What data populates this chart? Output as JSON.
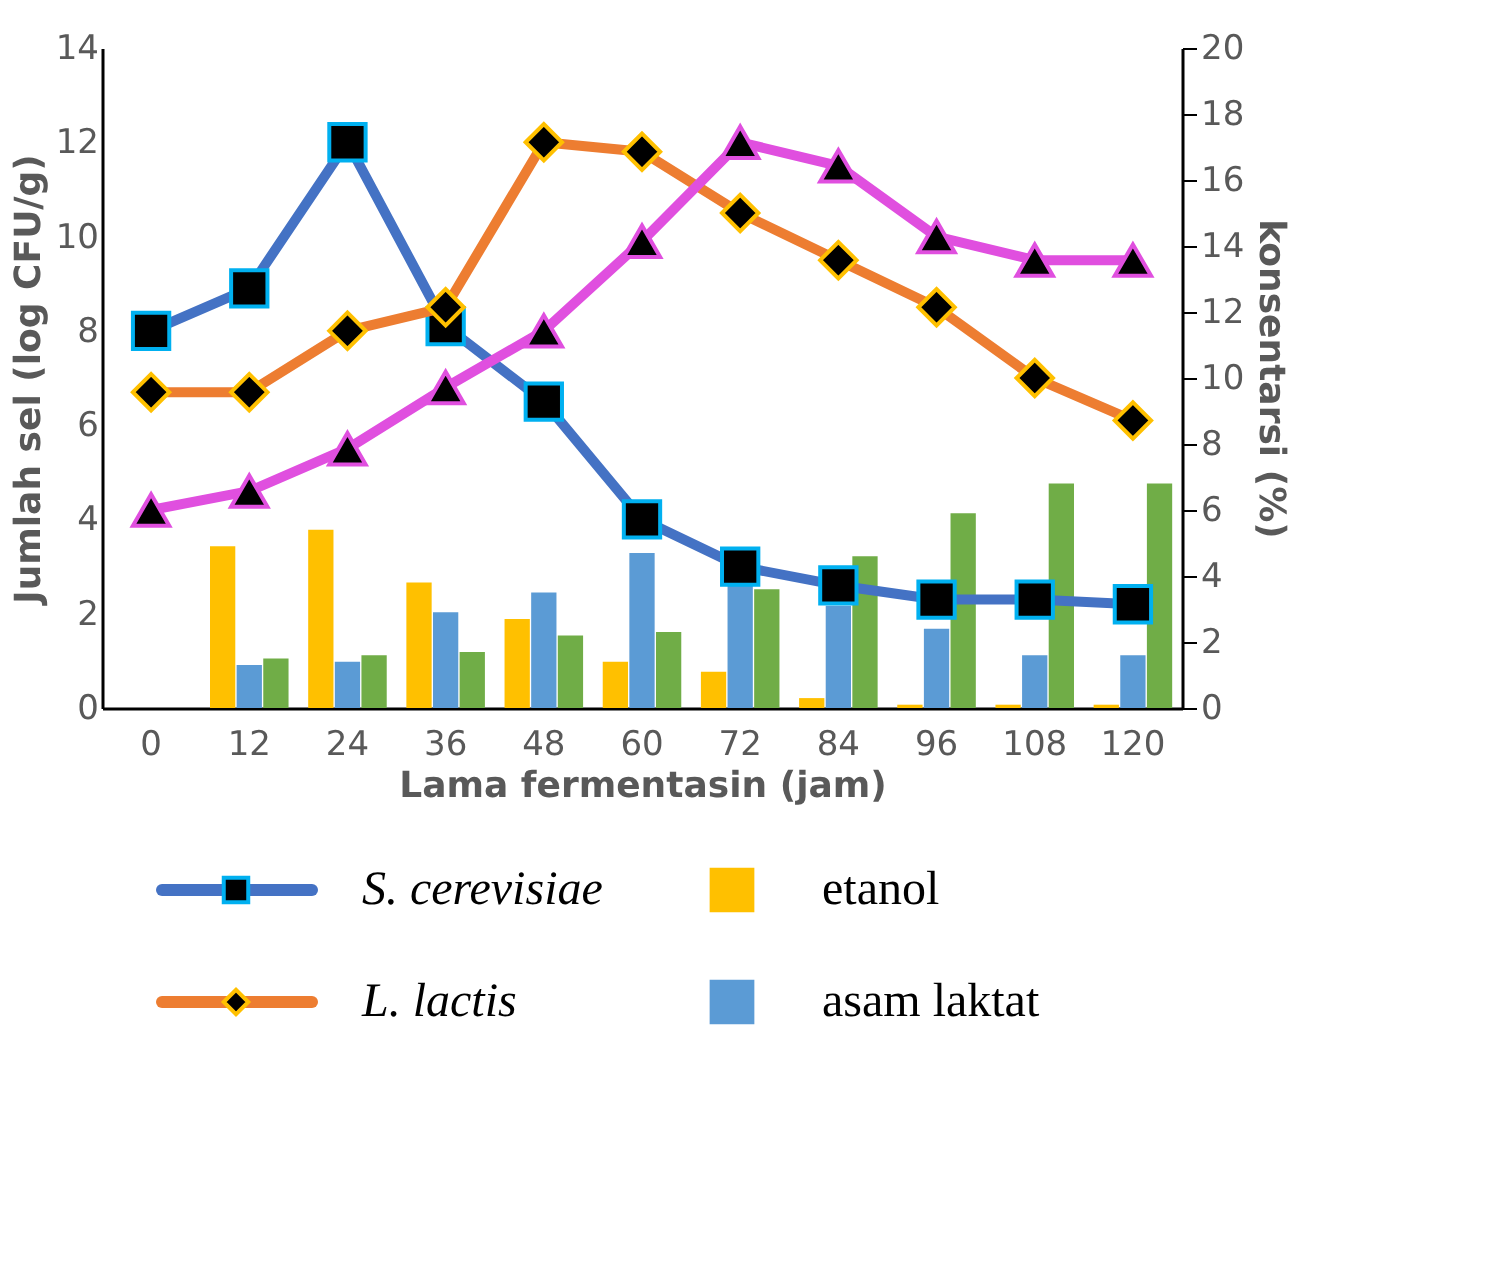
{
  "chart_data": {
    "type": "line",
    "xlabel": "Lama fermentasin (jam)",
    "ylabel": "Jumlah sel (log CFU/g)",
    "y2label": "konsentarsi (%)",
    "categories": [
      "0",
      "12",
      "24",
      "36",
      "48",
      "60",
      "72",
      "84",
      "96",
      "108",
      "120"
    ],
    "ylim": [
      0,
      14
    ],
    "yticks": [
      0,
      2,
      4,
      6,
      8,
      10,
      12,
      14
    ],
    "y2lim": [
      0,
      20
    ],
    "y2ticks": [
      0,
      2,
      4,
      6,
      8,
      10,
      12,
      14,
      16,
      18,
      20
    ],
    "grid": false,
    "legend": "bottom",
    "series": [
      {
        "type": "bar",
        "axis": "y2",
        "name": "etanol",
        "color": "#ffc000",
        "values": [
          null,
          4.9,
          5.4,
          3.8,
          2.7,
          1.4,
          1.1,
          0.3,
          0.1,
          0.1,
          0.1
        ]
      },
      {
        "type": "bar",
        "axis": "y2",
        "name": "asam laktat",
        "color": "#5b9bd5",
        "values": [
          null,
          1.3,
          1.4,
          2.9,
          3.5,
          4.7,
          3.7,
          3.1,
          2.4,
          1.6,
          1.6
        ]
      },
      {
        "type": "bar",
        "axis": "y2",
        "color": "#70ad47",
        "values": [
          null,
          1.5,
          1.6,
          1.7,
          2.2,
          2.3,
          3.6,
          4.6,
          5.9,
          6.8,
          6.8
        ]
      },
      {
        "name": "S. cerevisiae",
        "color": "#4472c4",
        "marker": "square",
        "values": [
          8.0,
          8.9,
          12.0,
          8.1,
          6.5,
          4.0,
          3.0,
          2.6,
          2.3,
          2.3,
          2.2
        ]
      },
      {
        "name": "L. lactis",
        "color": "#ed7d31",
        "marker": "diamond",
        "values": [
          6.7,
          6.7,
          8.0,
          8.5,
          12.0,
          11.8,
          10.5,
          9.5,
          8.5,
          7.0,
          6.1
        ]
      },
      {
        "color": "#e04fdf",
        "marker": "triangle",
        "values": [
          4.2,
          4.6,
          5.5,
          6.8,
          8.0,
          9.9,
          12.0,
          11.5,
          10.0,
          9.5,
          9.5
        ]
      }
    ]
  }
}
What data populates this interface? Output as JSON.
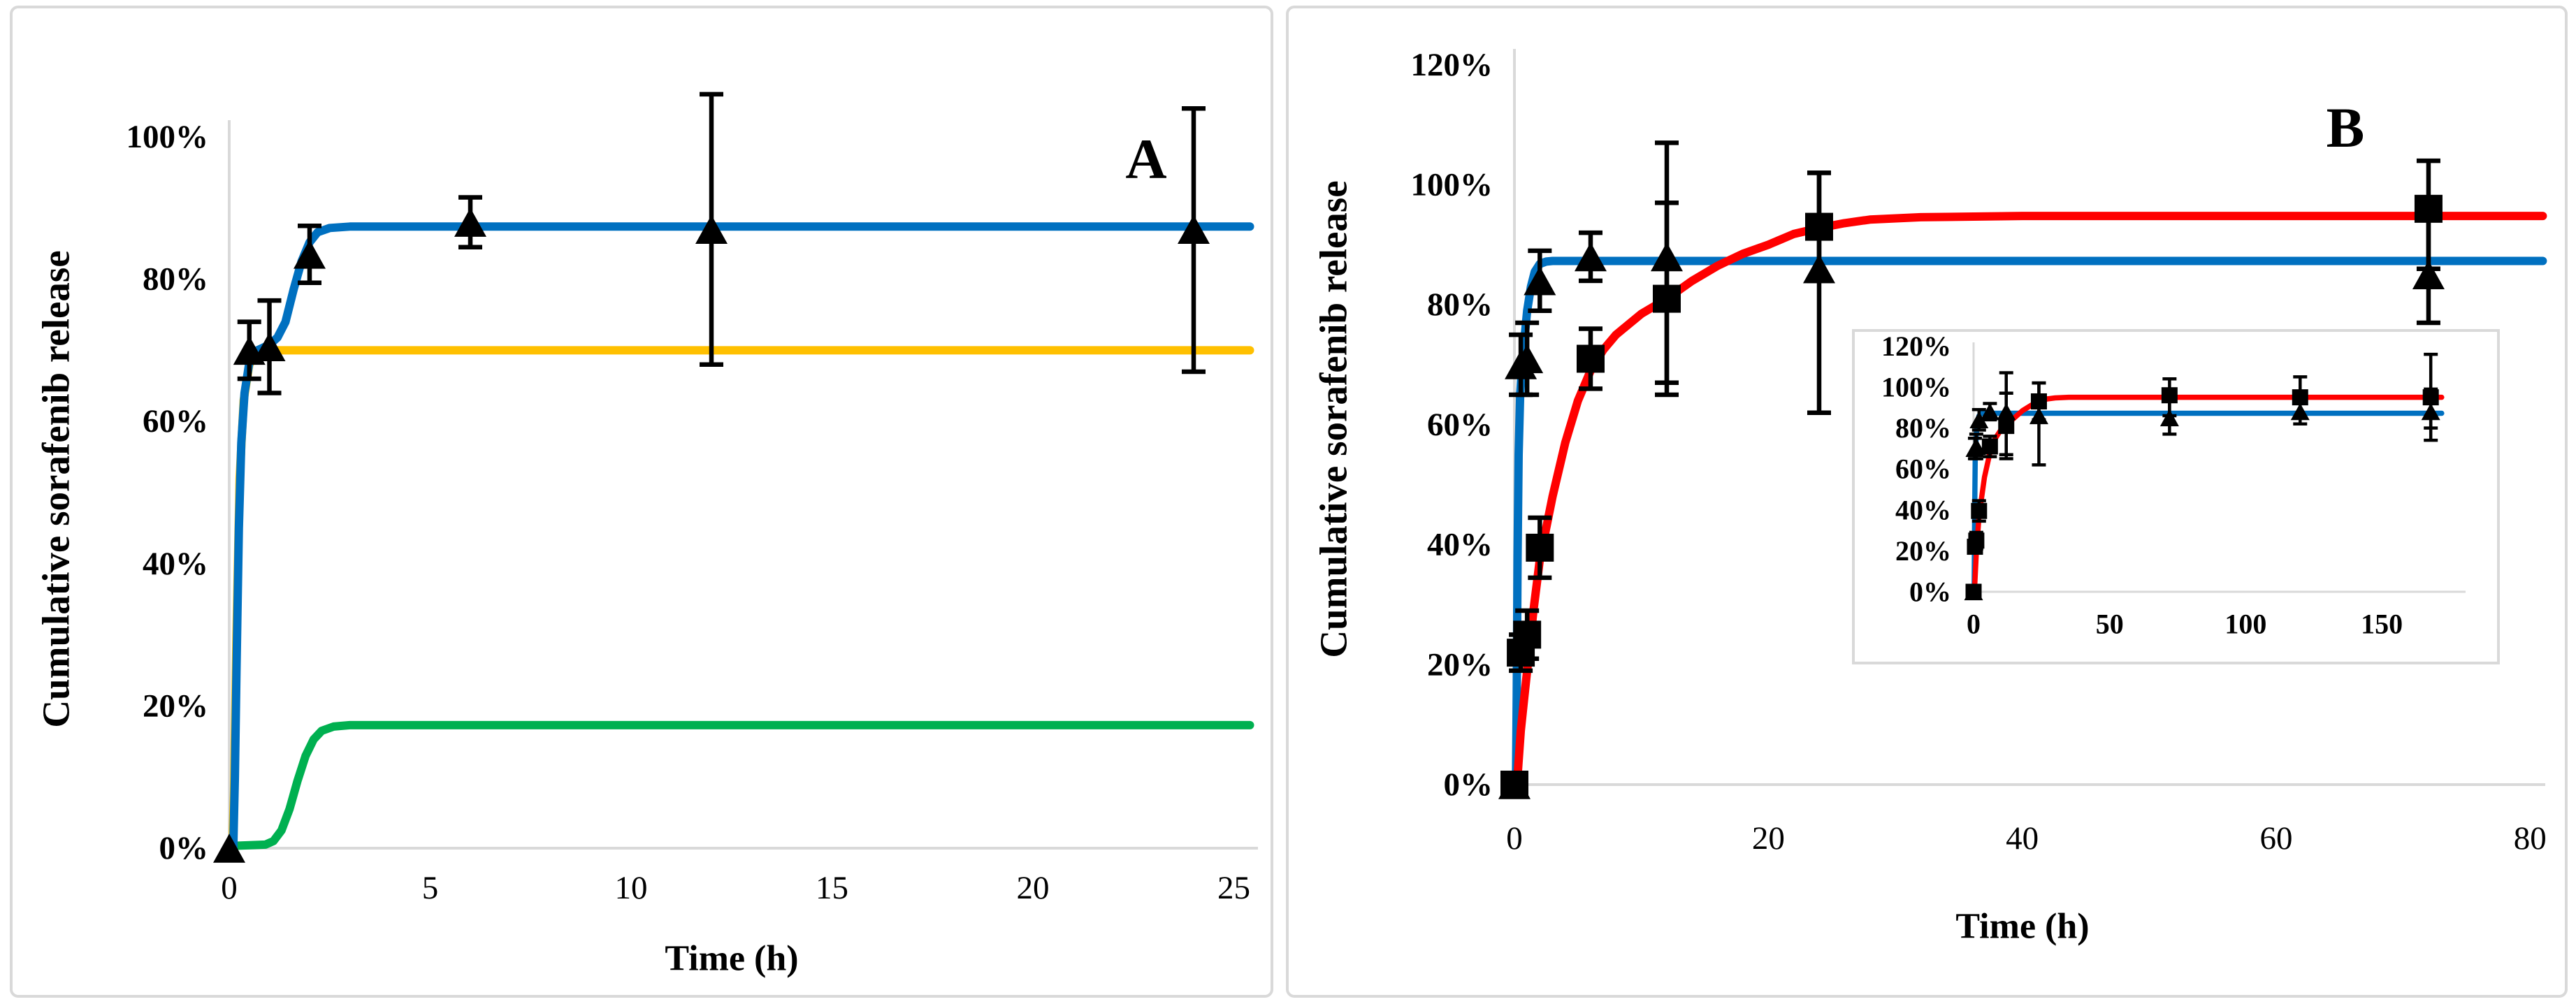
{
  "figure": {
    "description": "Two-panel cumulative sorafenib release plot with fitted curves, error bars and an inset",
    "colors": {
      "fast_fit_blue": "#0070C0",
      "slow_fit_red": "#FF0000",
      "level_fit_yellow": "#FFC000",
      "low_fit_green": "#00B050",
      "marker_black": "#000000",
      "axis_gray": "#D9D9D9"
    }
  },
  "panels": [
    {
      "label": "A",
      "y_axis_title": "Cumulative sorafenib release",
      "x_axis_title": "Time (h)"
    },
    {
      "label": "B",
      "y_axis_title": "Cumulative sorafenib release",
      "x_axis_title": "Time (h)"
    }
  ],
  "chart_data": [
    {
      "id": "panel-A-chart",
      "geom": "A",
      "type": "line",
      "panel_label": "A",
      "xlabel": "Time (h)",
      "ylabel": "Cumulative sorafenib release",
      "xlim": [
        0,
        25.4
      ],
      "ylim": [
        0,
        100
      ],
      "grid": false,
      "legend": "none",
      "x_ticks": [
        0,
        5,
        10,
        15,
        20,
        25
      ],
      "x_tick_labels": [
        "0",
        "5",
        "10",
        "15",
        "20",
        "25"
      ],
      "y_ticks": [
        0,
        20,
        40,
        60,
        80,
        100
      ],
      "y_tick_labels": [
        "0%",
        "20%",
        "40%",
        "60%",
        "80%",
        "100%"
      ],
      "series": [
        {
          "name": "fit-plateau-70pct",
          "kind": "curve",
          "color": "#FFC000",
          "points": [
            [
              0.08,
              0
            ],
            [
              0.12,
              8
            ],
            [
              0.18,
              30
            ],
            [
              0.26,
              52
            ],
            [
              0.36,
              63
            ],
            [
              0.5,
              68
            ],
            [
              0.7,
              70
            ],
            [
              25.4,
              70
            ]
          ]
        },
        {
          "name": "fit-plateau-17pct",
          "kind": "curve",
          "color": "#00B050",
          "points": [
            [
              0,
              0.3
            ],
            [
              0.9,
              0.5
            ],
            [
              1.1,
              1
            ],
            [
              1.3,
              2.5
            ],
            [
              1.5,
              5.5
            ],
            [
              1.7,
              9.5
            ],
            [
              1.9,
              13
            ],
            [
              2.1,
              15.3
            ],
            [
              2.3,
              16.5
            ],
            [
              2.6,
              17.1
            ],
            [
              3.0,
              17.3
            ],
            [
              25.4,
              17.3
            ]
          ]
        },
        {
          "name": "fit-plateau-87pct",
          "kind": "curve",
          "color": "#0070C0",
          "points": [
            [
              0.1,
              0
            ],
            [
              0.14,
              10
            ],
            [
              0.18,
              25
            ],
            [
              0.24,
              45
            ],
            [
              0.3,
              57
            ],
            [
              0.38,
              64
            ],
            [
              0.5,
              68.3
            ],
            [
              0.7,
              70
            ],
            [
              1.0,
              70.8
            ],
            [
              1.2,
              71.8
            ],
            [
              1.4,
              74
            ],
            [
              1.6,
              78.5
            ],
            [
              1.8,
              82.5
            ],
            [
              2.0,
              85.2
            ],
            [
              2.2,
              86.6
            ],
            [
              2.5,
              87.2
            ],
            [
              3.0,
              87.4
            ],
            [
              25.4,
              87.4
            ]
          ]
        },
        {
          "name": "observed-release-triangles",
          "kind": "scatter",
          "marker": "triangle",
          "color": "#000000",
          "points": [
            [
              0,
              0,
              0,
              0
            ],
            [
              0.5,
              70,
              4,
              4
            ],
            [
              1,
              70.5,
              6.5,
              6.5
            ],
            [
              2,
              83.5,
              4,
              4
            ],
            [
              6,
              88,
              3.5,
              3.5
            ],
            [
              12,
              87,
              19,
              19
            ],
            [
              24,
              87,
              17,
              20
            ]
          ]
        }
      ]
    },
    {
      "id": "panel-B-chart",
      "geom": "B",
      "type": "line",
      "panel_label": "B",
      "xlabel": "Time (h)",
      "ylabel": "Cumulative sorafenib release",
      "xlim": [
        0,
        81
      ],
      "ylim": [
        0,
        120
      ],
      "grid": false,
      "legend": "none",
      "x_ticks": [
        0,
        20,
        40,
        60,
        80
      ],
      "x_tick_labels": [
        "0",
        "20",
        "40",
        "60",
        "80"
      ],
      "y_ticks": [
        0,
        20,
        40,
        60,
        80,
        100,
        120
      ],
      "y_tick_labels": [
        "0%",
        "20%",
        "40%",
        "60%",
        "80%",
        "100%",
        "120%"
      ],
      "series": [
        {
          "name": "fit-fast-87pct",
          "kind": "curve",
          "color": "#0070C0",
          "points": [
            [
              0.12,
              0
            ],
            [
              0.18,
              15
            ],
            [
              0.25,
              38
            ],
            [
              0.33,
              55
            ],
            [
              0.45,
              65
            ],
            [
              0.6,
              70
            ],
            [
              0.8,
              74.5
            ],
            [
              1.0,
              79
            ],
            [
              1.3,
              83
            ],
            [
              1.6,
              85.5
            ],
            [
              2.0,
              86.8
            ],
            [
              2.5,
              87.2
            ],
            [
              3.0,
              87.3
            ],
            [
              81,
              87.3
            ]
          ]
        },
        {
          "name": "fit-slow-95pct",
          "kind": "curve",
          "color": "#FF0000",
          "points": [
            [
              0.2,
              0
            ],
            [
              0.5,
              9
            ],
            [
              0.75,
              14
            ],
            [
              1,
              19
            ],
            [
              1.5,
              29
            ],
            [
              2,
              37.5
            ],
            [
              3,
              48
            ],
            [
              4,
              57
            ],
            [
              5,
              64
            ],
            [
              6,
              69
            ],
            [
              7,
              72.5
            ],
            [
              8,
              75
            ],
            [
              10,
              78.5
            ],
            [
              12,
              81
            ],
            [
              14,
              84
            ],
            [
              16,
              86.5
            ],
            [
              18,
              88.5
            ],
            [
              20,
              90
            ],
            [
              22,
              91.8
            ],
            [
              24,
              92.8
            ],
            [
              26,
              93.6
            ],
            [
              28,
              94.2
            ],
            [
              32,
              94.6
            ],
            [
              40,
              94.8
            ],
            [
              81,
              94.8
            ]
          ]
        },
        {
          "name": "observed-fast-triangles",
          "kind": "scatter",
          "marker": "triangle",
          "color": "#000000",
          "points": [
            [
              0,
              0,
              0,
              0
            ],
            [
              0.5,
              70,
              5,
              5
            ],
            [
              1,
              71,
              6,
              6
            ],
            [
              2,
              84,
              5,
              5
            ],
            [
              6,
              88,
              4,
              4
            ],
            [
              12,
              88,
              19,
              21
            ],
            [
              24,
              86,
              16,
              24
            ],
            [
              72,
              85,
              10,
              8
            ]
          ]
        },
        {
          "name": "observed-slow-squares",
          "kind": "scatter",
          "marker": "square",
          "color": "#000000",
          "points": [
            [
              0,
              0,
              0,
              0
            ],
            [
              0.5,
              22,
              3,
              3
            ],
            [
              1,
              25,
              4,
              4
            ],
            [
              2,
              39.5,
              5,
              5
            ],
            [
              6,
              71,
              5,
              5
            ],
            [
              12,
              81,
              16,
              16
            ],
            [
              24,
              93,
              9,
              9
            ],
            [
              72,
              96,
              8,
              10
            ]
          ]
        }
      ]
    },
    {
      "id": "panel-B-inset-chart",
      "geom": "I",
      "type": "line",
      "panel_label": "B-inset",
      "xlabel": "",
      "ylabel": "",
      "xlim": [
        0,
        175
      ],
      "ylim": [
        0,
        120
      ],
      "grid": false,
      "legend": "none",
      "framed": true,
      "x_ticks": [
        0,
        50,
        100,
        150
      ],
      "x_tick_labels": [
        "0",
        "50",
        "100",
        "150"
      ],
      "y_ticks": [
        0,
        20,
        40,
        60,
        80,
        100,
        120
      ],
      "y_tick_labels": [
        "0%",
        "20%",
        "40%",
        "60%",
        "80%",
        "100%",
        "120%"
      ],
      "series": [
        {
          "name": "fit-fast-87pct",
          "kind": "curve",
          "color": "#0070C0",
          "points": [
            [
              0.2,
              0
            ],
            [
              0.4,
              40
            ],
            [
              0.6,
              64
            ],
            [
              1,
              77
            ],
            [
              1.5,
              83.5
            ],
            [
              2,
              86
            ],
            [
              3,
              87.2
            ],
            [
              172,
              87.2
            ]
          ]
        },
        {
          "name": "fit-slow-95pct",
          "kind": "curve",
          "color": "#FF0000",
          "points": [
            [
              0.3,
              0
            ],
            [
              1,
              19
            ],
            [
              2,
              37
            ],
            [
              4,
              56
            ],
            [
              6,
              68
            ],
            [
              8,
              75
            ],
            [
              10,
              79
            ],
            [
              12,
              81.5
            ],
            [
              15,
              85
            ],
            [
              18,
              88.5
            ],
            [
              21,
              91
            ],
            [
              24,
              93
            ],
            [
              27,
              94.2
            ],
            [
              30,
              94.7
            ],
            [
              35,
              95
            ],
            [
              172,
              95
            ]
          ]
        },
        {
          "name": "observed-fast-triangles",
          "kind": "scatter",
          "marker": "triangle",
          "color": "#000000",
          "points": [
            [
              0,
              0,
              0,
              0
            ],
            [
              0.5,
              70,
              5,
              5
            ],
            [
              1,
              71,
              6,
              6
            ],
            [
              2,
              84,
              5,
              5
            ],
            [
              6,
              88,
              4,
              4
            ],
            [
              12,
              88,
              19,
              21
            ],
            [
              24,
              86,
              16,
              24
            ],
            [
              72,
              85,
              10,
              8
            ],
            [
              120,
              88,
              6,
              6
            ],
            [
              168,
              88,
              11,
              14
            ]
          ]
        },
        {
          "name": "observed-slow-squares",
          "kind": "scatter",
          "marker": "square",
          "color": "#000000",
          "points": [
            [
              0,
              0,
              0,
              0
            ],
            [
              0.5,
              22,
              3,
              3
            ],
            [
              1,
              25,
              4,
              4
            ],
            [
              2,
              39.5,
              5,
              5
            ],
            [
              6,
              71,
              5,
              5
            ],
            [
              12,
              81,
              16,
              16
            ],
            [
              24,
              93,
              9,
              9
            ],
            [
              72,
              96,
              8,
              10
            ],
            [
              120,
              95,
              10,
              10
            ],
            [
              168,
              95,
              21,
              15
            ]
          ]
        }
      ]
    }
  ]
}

Required work. Extract all lines from the data in which "populates" is found.

Answer for the task.
What data populates this chart? Output as JSON.
What data populates this interface? Output as JSON.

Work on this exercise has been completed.